Records that describe figures
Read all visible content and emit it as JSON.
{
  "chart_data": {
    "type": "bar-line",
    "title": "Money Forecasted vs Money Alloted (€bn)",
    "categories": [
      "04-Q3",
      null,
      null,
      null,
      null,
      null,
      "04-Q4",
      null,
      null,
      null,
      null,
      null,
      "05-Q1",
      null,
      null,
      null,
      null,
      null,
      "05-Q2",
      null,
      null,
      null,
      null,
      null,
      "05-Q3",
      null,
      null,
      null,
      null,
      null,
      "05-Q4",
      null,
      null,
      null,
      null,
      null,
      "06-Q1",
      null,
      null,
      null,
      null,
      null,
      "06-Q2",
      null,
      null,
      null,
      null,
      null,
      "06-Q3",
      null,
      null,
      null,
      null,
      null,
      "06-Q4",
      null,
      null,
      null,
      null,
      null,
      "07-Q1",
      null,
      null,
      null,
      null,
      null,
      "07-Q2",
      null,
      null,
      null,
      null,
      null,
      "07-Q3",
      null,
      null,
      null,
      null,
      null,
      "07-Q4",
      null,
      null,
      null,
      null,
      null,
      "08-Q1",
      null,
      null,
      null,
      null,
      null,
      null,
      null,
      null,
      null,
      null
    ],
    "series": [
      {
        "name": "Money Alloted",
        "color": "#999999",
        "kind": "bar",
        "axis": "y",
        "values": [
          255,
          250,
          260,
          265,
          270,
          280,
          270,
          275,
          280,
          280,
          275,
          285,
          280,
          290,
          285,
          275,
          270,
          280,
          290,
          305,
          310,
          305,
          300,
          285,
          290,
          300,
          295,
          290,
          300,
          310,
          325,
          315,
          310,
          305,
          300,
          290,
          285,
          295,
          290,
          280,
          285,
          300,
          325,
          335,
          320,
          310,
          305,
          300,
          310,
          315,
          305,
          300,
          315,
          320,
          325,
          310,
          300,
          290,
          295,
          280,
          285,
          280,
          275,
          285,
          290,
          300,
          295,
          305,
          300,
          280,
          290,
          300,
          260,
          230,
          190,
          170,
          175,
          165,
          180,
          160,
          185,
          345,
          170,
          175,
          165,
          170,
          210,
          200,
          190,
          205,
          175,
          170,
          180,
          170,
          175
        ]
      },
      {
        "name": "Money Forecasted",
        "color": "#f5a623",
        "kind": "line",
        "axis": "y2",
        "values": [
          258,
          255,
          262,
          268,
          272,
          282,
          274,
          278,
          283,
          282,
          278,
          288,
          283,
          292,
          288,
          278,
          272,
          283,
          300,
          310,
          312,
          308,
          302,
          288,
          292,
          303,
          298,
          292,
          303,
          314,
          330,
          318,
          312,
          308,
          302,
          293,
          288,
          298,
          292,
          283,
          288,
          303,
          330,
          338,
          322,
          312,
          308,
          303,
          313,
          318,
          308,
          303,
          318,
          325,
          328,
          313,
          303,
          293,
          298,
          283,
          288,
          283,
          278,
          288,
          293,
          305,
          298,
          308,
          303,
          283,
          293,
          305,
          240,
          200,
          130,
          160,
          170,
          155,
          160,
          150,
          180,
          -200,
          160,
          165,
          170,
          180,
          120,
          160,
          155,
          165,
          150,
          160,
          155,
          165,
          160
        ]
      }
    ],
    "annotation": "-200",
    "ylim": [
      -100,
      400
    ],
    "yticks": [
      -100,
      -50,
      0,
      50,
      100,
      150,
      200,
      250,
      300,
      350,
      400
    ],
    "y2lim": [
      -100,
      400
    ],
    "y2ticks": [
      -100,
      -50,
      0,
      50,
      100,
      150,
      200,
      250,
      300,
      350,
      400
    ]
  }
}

Objective
Read the entries and show each line that mentions "name".

Task output
        "name": "Money Alloted",
        "name": "Money Forecasted",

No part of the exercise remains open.